#### [Task description]
Within the material below, find each line bearing the word "title" and present it.
** begin Supplied material **
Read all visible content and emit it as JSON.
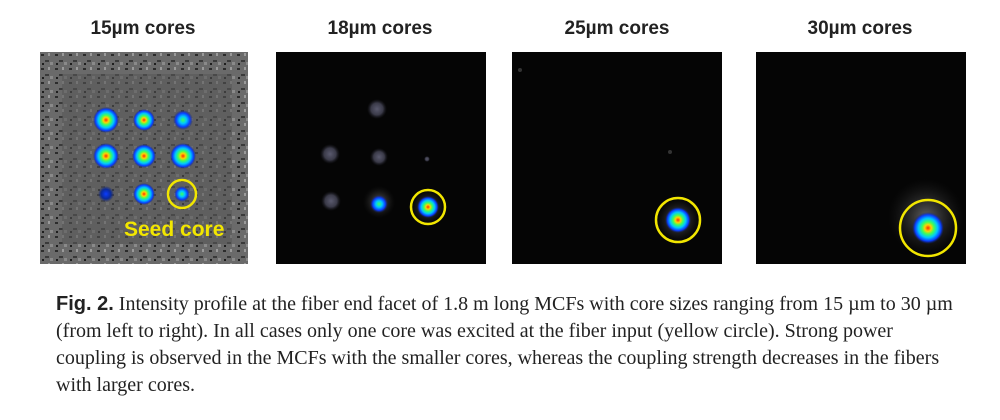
{
  "panels": [
    {
      "title": "15µm cores"
    },
    {
      "title": "18µm cores"
    },
    {
      "title": "25µm cores"
    },
    {
      "title": "30µm cores"
    }
  ],
  "annotation": {
    "seed_core": "Seed core"
  },
  "caption": {
    "label": "Fig. 2.",
    "text": " Intensity profile at the fiber end facet of 1.8 m long MCFs with core sizes ranging from 15 µm to 30 µm (from left to right). In all cases only one core was excited at the fiber input (yellow circle). Strong power coupling is observed in the MCFs with the smaller cores, whereas the coupling strength decreases in the fibers with larger cores."
  },
  "colors": {
    "marker": "#f2e600",
    "annotation_text": "#f2e600",
    "background_dark": "#050505"
  }
}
** end Supplied material **
#### [Task answer]
      "title": "15µm cores"
      "title": "18µm cores"
      "title": "25µm cores"
      "title": "30µm cores"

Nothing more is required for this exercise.